#### TASK REQUIREMENTS
Emit the data below verbatim, stripping out any pictures.

○ ○ ○ ○

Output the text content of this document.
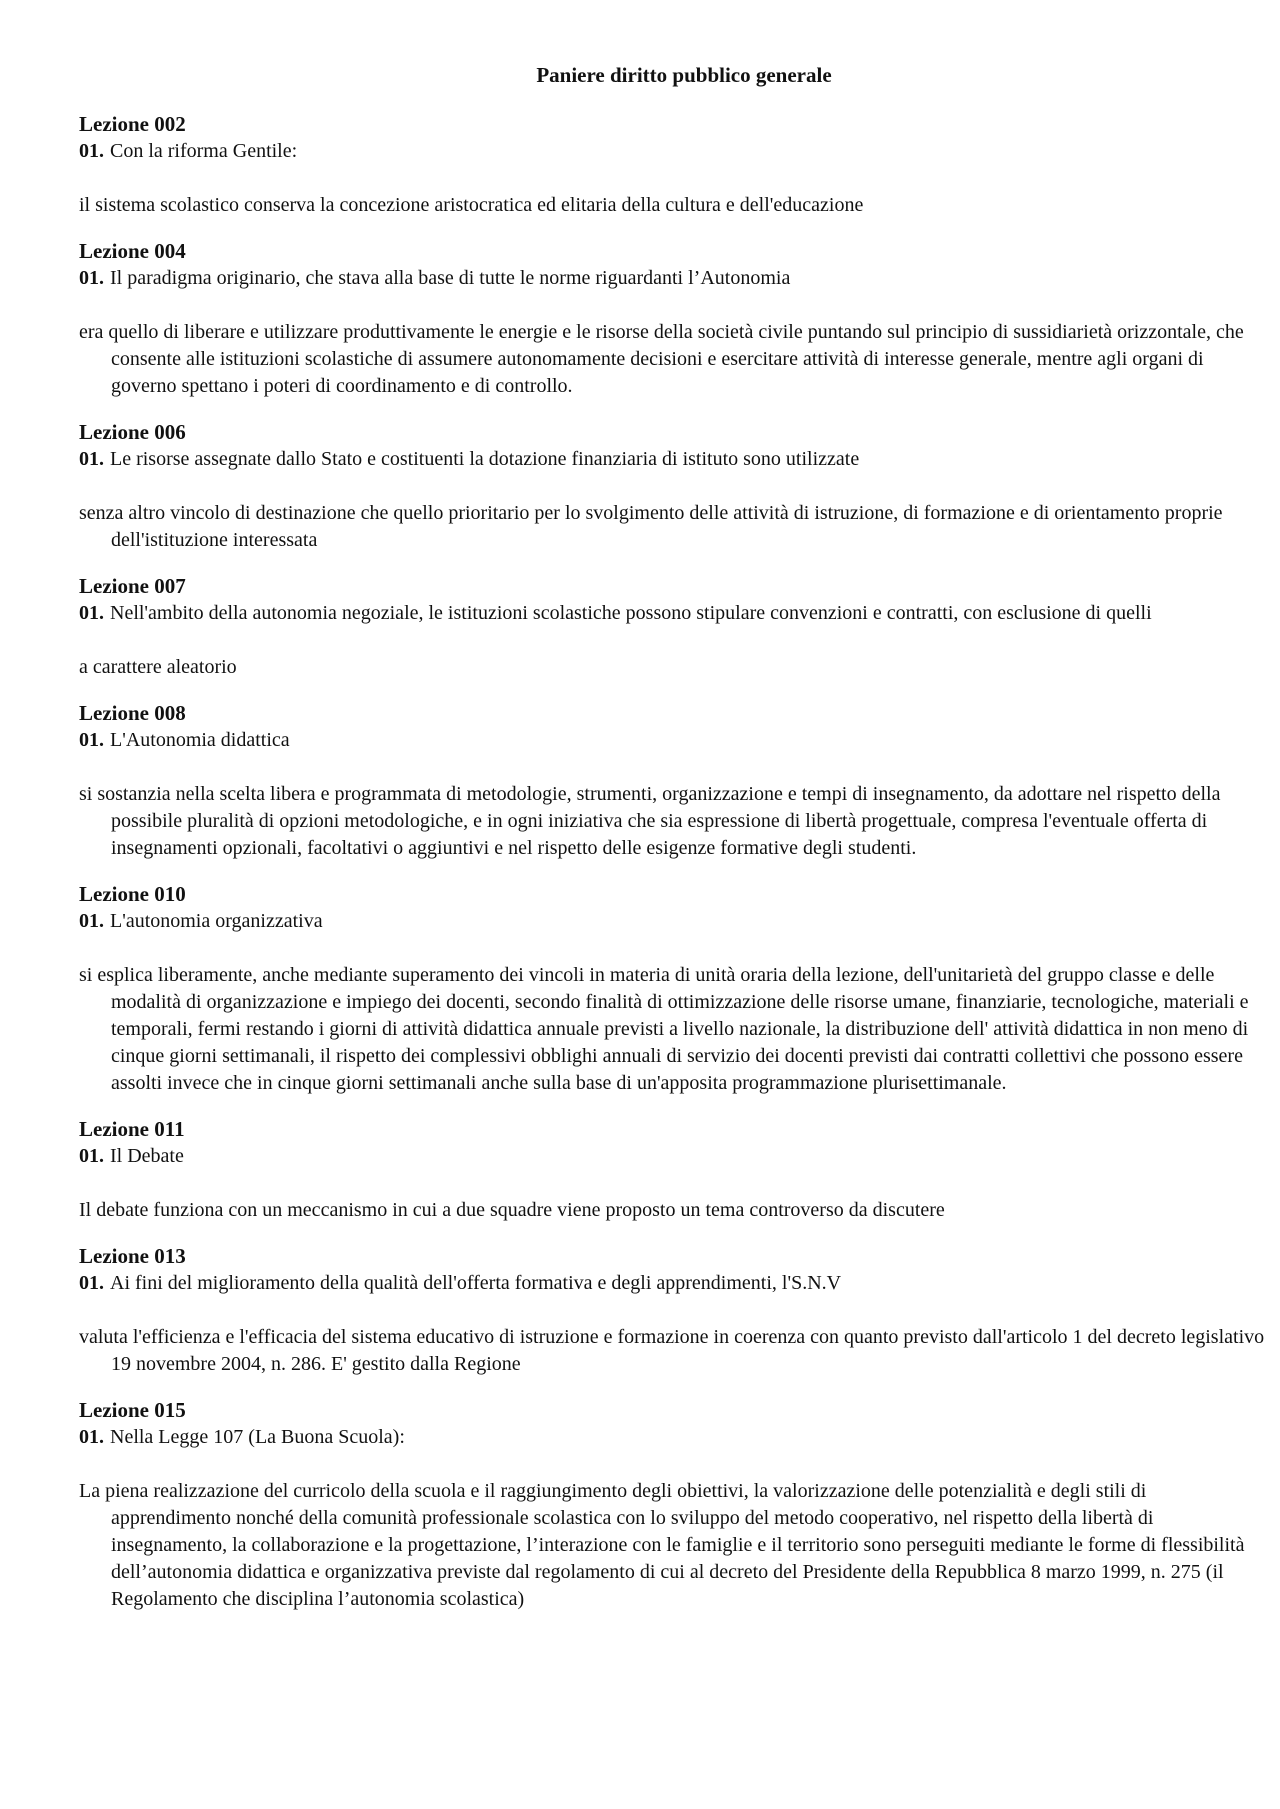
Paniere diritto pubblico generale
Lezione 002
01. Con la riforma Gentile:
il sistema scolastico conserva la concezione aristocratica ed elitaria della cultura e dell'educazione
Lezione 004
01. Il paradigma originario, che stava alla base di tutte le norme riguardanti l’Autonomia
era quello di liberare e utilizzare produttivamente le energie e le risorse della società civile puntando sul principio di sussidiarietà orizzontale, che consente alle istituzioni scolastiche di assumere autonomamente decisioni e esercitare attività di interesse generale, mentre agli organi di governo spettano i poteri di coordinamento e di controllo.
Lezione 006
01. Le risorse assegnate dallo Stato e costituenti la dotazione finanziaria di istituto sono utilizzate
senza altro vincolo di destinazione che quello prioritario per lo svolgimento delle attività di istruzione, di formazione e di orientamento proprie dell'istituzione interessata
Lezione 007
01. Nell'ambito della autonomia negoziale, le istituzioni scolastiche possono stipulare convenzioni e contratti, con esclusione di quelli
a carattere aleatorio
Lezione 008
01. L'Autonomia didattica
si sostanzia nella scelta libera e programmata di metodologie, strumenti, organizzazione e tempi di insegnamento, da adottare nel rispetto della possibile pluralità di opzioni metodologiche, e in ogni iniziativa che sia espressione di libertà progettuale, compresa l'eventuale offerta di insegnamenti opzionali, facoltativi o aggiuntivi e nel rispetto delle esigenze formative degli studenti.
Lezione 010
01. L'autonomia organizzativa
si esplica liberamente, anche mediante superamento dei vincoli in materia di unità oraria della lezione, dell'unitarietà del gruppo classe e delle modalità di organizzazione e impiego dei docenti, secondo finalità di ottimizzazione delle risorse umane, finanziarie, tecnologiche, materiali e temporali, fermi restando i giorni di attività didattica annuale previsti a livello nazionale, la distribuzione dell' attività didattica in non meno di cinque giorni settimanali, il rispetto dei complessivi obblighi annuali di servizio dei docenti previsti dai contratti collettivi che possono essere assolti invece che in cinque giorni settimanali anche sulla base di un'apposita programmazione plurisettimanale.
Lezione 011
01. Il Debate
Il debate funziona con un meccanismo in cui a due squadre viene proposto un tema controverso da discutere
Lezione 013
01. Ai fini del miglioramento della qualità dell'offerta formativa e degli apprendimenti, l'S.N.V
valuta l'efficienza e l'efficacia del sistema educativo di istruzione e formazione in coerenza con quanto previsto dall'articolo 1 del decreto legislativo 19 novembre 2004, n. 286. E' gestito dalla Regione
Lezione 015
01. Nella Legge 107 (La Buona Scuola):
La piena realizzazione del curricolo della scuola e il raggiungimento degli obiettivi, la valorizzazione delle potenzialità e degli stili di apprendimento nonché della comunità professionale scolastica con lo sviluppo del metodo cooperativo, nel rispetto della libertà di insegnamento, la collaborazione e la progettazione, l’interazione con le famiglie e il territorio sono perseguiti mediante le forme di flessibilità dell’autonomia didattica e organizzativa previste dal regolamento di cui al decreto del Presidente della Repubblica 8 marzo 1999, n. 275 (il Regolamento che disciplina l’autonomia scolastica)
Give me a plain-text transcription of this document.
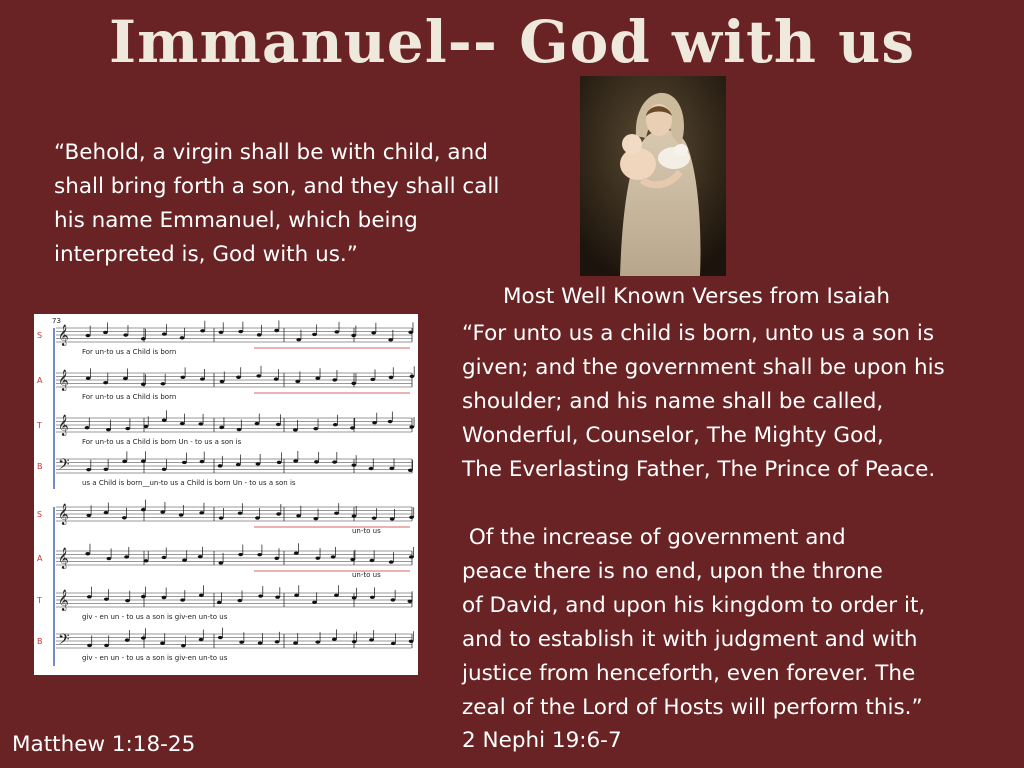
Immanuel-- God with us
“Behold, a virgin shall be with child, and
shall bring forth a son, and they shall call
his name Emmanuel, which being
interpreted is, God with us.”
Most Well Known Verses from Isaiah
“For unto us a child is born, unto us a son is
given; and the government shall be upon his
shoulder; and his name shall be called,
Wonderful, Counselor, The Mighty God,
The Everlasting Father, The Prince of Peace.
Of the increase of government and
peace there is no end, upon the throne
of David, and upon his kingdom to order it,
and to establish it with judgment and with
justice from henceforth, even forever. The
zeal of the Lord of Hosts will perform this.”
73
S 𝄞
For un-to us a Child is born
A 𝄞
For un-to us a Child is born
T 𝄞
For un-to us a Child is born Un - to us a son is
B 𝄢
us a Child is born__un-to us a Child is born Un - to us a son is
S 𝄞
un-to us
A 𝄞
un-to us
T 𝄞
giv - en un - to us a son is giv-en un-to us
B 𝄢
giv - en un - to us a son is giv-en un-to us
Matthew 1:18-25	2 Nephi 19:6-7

○ ○ ○ ○

#### EXERCISE OUTPUT
Output the text content of this document.
Paniere diritto pubblico generale
Lezione 002
01. Con la riforma Gentile:
il sistema scolastico conserva la concezione aristocratica ed elitaria della cultura e dell'educazione
Lezione 004
01. Il paradigma originario, che stava alla base di tutte le norme riguardanti l’Autonomia
era quello di liberare e utilizzare produttivamente le energie e le risorse della società civile puntando sul principio di sussidiarietà orizzontale, che consente alle istituzioni scolastiche di assumere autonomamente decisioni e esercitare attività di interesse generale, mentre agli organi di governo spettano i poteri di coordinamento e di controllo.
Lezione 006
01. Le risorse assegnate dallo Stato e costituenti la dotazione finanziaria di istituto sono utilizzate
senza altro vincolo di destinazione che quello prioritario per lo svolgimento delle attività di istruzione, di formazione e di orientamento proprie dell'istituzione interessata
Lezione 007
01. Nell'ambito della autonomia negoziale, le istituzioni scolastiche possono stipulare convenzioni e contratti, con esclusione di quelli
a carattere aleatorio
Lezione 008
01. L'Autonomia didattica
si sostanzia nella scelta libera e programmata di metodologie, strumenti, organizzazione e tempi di insegnamento, da adottare nel rispetto della possibile pluralità di opzioni metodologiche, e in ogni iniziativa che sia espressione di libertà progettuale, compresa l'eventuale offerta di insegnamenti opzionali, facoltativi o aggiuntivi e nel rispetto delle esigenze formative degli studenti.
Lezione 010
01. L'autonomia organizzativa
si esplica liberamente, anche mediante superamento dei vincoli in materia di unità oraria della lezione, dell'unitarietà del gruppo classe e delle modalità di organizzazione e impiego dei docenti, secondo finalità di ottimizzazione delle risorse umane, finanziarie, tecnologiche, materiali e temporali, fermi restando i giorni di attività didattica annuale previsti a livello nazionale, la distribuzione dell' attività didattica in non meno di cinque giorni settimanali, il rispetto dei complessivi obblighi annuali di servizio dei docenti previsti dai contratti collettivi che possono essere assolti invece che in cinque giorni settimanali anche sulla base di un'apposita programmazione plurisettimanale.
Lezione 011
01. Il Debate
Il debate funziona con un meccanismo in cui a due squadre viene proposto un tema controverso da discutere
Lezione 013
01. Ai fini del miglioramento della qualità dell'offerta formativa e degli apprendimenti, l'S.N.V
valuta l'efficienza e l'efficacia del sistema educativo di istruzione e formazione in coerenza con quanto previsto dall'articolo 1 del decreto legislativo 19 novembre 2004, n. 286. E' gestito dalla Regione
Lezione 015
01. Nella Legge 107 (La Buona Scuola):
La piena realizzazione del curricolo della scuola e il raggiungimento degli obiettivi, la valorizzazione delle potenzialità e degli stili di apprendimento nonché della comunità professionale scolastica con lo sviluppo del metodo cooperativo, nel rispetto della libertà di insegnamento, la collaborazione e la progettazione, l’interazione con le famiglie e il territorio sono perseguiti mediante le forme di flessibilità dell’autonomia didattica e organizzativa previste dal regolamento di cui al decreto del Presidente della Repubblica 8 marzo 1999, n. 275 (il Regolamento che disciplina l’autonomia scolastica)
Give me a plain-text transcription of this document.
Immanuel-- God with us
“Behold, a virgin shall be with child, and
shall bring forth a son, and they shall call
his name Emmanuel, which being
interpreted is, God with us.”
Most Well Known Verses from Isaiah
“For unto us a child is born, unto us a son is
given; and the government shall be upon his
shoulder; and his name shall be called,
Wonderful, Counselor, The Mighty God,
The Everlasting Father, The Prince of Peace.
Of the increase of government and
peace there is no end, upon the throne
of David, and upon his kingdom to order it,
and to establish it with judgment and with
justice from henceforth, even forever. The
zeal of the Lord of Hosts will perform this.”
73
S 𝄞
For un-to us a Child is born
A 𝄞
For un-to us a Child is born
T 𝄞
For un-to us a Child is born Un - to us a son is
B 𝄢
us a Child is born__un-to us a Child is born Un - to us a son is
S 𝄞
un-to us
A 𝄞
un-to us
T 𝄞
giv - en un - to us a son is giv-en un-to us
B 𝄢
giv - en un - to us a son is giv-en un-to us
Matthew 1:18-25	2 Nephi 19:6-7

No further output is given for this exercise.